### Task goal
All of the data must be printed exactly; please include every line.

### Records for this exercise

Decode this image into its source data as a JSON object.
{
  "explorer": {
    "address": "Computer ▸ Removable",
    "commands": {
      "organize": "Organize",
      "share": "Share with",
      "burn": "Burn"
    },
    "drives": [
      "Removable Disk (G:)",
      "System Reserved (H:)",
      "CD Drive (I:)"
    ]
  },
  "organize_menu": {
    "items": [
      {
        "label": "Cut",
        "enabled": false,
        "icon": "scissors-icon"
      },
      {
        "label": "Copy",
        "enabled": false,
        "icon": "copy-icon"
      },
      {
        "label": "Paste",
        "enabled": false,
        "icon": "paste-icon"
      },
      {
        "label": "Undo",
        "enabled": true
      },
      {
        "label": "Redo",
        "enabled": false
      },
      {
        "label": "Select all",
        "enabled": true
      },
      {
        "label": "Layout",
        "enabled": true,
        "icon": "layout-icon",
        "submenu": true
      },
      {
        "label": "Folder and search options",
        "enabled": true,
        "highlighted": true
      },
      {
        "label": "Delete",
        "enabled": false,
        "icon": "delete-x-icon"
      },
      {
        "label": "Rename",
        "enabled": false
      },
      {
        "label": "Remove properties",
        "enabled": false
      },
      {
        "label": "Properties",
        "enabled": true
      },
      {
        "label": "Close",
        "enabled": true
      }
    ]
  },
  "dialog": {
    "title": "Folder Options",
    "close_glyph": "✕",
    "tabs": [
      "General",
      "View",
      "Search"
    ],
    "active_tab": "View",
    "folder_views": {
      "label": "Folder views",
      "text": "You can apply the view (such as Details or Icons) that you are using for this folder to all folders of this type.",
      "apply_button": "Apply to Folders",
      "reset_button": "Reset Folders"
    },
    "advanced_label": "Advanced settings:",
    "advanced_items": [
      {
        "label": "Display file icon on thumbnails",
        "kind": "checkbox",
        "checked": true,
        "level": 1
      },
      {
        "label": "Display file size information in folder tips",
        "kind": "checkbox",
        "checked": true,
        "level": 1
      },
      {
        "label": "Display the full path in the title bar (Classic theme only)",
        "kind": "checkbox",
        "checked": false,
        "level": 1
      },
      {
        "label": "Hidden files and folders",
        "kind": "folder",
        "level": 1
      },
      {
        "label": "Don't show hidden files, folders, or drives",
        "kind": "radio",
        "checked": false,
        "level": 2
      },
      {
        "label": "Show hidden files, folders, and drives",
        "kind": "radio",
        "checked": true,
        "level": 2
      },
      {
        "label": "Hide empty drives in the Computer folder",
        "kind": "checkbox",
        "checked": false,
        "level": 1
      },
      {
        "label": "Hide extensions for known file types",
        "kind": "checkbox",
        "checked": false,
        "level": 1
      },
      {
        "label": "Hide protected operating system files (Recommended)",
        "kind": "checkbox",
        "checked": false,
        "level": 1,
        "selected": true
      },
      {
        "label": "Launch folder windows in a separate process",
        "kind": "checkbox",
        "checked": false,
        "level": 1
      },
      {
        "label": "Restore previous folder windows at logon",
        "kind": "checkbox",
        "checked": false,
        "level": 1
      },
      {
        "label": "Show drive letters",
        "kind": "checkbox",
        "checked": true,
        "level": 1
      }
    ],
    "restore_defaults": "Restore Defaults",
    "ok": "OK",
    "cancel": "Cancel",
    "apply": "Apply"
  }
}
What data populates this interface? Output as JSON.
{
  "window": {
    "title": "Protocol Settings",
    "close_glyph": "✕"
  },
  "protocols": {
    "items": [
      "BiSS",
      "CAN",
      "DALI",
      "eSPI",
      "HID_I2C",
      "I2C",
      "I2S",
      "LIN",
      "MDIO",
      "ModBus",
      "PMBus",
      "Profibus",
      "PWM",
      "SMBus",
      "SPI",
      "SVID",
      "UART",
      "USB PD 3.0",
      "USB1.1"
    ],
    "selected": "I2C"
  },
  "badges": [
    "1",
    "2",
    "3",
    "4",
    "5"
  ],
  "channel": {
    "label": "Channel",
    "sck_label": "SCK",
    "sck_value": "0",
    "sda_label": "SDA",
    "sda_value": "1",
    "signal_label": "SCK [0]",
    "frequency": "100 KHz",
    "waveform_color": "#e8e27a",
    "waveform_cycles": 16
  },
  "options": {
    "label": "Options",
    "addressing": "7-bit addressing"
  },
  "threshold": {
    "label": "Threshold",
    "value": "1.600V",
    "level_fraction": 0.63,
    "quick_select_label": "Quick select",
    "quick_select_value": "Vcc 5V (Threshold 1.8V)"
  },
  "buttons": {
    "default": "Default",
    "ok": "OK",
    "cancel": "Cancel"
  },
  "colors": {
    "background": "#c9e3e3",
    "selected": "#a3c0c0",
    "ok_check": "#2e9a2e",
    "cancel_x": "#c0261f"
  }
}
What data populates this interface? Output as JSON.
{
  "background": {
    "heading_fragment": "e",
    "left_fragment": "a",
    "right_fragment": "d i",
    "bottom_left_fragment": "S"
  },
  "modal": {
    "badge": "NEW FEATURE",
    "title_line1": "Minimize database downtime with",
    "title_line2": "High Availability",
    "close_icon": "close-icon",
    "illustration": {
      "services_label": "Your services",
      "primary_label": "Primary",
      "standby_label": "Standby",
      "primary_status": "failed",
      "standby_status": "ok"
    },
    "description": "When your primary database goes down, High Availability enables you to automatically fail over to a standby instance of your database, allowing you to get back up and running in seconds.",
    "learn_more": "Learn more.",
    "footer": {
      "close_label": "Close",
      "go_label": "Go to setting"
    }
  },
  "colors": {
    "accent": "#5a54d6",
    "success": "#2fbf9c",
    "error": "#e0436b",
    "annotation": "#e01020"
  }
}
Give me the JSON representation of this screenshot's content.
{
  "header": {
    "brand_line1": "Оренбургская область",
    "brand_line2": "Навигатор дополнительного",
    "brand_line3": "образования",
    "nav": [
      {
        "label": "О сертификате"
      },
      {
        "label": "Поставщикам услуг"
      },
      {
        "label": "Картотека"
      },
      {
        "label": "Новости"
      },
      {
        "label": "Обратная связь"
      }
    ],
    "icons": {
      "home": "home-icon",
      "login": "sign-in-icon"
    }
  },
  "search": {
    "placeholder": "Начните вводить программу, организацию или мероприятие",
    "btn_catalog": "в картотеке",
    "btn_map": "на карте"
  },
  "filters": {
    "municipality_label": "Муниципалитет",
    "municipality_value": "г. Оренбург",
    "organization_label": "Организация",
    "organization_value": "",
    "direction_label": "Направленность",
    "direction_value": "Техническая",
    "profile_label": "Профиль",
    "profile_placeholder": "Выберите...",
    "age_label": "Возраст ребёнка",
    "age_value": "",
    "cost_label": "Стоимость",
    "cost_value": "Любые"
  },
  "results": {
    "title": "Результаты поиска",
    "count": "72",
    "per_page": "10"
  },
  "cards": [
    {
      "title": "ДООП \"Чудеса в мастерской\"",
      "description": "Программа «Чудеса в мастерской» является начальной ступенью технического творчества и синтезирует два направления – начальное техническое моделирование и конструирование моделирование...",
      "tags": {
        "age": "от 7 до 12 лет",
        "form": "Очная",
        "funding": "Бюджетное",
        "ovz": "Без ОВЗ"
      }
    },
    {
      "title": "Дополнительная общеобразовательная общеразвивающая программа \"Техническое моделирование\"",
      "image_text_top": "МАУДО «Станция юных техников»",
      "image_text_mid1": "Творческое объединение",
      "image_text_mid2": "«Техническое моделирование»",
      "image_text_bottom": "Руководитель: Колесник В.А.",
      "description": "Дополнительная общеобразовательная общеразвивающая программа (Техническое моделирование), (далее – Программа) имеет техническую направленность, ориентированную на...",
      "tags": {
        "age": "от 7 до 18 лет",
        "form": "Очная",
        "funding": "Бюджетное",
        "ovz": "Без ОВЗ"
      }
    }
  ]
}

### Solved problem
Decode this image into its source data as a JSON object.
{
  "explorer": {
    "address": "Computer ▸ Removable",
    "commands": {
      "organize": "Organize",
      "share": "Share with",
      "burn": "Burn"
    },
    "drives": [
      "Removable Disk (G:)",
      "System Reserved (H:)",
      "CD Drive (I:)"
    ]
  },
  "organize_menu": {
    "items": [
      {
        "label": "Cut",
        "enabled": false,
        "icon": "scissors-icon"
      },
      {
        "label": "Copy",
        "enabled": false,
        "icon": "copy-icon"
      },
      {
        "label": "Paste",
        "enabled": false,
        "icon": "paste-icon"
      },
      {
        "label": "Undo",
        "enabled": true
      },
      {
        "label": "Redo",
        "enabled": false
      },
      {
        "label": "Select all",
        "enabled": true
      },
      {
        "label": "Layout",
        "enabled": true,
        "icon": "layout-icon",
        "submenu": true
      },
      {
        "label": "Folder and search options",
        "enabled": true,
        "highlighted": true
      },
      {
        "label": "Delete",
        "enabled": false,
        "icon": "delete-x-icon"
      },
      {
        "label": "Rename",
        "enabled": false
      },
      {
        "label": "Remove properties",
        "enabled": false
      },
      {
        "label": "Properties",
        "enabled": true
      },
      {
        "label": "Close",
        "enabled": true
      }
    ]
  },
  "dialog": {
    "title": "Folder Options",
    "close_glyph": "✕",
    "tabs": [
      "General",
      "View",
      "Search"
    ],
    "active_tab": "View",
    "folder_views": {
      "label": "Folder views",
      "text": "You can apply the view (such as Details or Icons) that you are using for this folder to all folders of this type.",
      "apply_button": "Apply to Folders",
      "reset_button": "Reset Folders"
    },
    "advanced_label": "Advanced settings:",
    "advanced_items": [
      {
        "label": "Display file icon on thumbnails",
        "kind": "checkbox",
        "checked": true,
        "level": 1
      },
      {
        "label": "Display file size information in folder tips",
        "kind": "checkbox",
        "checked": true,
        "level": 1
      },
      {
        "label": "Display the full path in the title bar (Classic theme only)",
        "kind": "checkbox",
        "checked": false,
        "level": 1
      },
      {
        "label": "Hidden files and folders",
        "kind": "folder",
        "level": 1
      },
      {
        "label": "Don't show hidden files, folders, or drives",
        "kind": "radio",
        "checked": false,
        "level": 2
      },
      {
        "label": "Show hidden files, folders, and drives",
        "kind": "radio",
        "checked": true,
        "level": 2
      },
      {
        "label": "Hide empty drives in the Computer folder",
        "kind": "checkbox",
        "checked": false,
        "level": 1
      },
      {
        "label": "Hide extensions for known file types",
        "kind": "checkbox",
        "checked": false,
        "level": 1
      },
      {
        "label": "Hide protected operating system files (Recommended)",
        "kind": "checkbox",
        "checked": false,
        "level": 1,
        "selected": true
      },
      {
        "label": "Launch folder windows in a separate process",
        "kind": "checkbox",
        "checked": false,
        "level": 1
      },
      {
        "label": "Restore previous folder windows at logon",
        "kind": "checkbox",
        "checked": false,
        "level": 1
      },
      {
        "label": "Show drive letters",
        "kind": "checkbox",
        "checked": true,
        "level": 1
      }
    ],
    "restore_defaults": "Restore Defaults",
    "ok": "OK",
    "cancel": "Cancel",
    "apply": "Apply"
  }
}
What data populates this interface? Output as JSON.
{
  "window": {
    "title": "Protocol Settings",
    "close_glyph": "✕"
  },
  "protocols": {
    "items": [
      "BiSS",
      "CAN",
      "DALI",
      "eSPI",
      "HID_I2C",
      "I2C",
      "I2S",
      "LIN",
      "MDIO",
      "ModBus",
      "PMBus",
      "Profibus",
      "PWM",
      "SMBus",
      "SPI",
      "SVID",
      "UART",
      "USB PD 3.0",
      "USB1.1"
    ],
    "selected": "I2C"
  },
  "badges": [
    "1",
    "2",
    "3",
    "4",
    "5"
  ],
  "channel": {
    "label": "Channel",
    "sck_label": "SCK",
    "sck_value": "0",
    "sda_label": "SDA",
    "sda_value": "1",
    "signal_label": "SCK [0]",
    "frequency": "100 KHz",
    "waveform_color": "#e8e27a",
    "waveform_cycles": 16
  },
  "options": {
    "label": "Options",
    "addressing": "7-bit addressing"
  },
  "threshold": {
    "label": "Threshold",
    "value": "1.600V",
    "level_fraction": 0.63,
    "quick_select_label": "Quick select",
    "quick_select_value": "Vcc 5V (Threshold 1.8V)"
  },
  "buttons": {
    "default": "Default",
    "ok": "OK",
    "cancel": "Cancel"
  },
  "colors": {
    "background": "#c9e3e3",
    "selected": "#a3c0c0",
    "ok_check": "#2e9a2e",
    "cancel_x": "#c0261f"
  }
}
What data populates this interface? Output as JSON.
{
  "background": {
    "heading_fragment": "e",
    "left_fragment": "a",
    "right_fragment": "d i",
    "bottom_left_fragment": "S"
  },
  "modal": {
    "badge": "NEW FEATURE",
    "title_line1": "Minimize database downtime with",
    "title_line2": "High Availability",
    "close_icon": "close-icon",
    "illustration": {
      "services_label": "Your services",
      "primary_label": "Primary",
      "standby_label": "Standby",
      "primary_status": "failed",
      "standby_status": "ok"
    },
    "description": "When your primary database goes down, High Availability enables you to automatically fail over to a standby instance of your database, allowing you to get back up and running in seconds.",
    "learn_more": "Learn more.",
    "footer": {
      "close_label": "Close",
      "go_label": "Go to setting"
    }
  },
  "colors": {
    "accent": "#5a54d6",
    "success": "#2fbf9c",
    "error": "#e0436b",
    "annotation": "#e01020"
  }
}
Give me the JSON representation of this screenshot's content.
{
  "header": {
    "brand_line1": "Оренбургская область",
    "brand_line2": "Навигатор дополнительного",
    "brand_line3": "образования",
    "nav": [
      {
        "label": "О сертификате"
      },
      {
        "label": "Поставщикам услуг"
      },
      {
        "label": "Картотека"
      },
      {
        "label": "Новости"
      },
      {
        "label": "Обратная связь"
      }
    ],
    "icons": {
      "home": "home-icon",
      "login": "sign-in-icon"
    }
  },
  "search": {
    "placeholder": "Начните вводить программу, организацию или мероприятие",
    "btn_catalog": "в картотеке",
    "btn_map": "на карте"
  },
  "filters": {
    "municipality_label": "Муниципалитет",
    "municipality_value": "г. Оренбург",
    "organization_label": "Организация",
    "organization_value": "",
    "direction_label": "Направленность",
    "direction_value": "Техническая",
    "profile_label": "Профиль",
    "profile_placeholder": "Выберите...",
    "age_label": "Возраст ребёнка",
    "age_value": "",
    "cost_label": "Стоимость",
    "cost_value": "Любые"
  },
  "results": {
    "title": "Результаты поиска",
    "count": "72",
    "per_page": "10"
  },
  "cards": [
    {
      "title": "ДООП \"Чудеса в мастерской\"",
      "description": "Программа «Чудеса в мастерской» является начальной ступенью технического творчества и синтезирует два направления – начальное техническое моделирование и конструирование моделирование...",
      "tags": {
        "age": "от 7 до 12 лет",
        "form": "Очная",
        "funding": "Бюджетное",
        "ovz": "Без ОВЗ"
      }
    },
    {
      "title": "Дополнительная общеобразовательная общеразвивающая программа \"Техническое моделирование\"",
      "image_text_top": "МАУДО «Станция юных техников»",
      "image_text_mid1": "Творческое объединение",
      "image_text_mid2": "«Техническое моделирование»",
      "image_text_bottom": "Руководитель: Колесник В.А.",
      "description": "Дополнительная общеобразовательная общеразвивающая программа (Техническое моделирование), (далее – Программа) имеет техническую направленность, ориентированную на...",
      "tags": {
        "age": "от 7 до 18 лет",
        "form": "Очная",
        "funding": "Бюджетное",
        "ovz": "Без ОВЗ"
      }
    }
  ]
}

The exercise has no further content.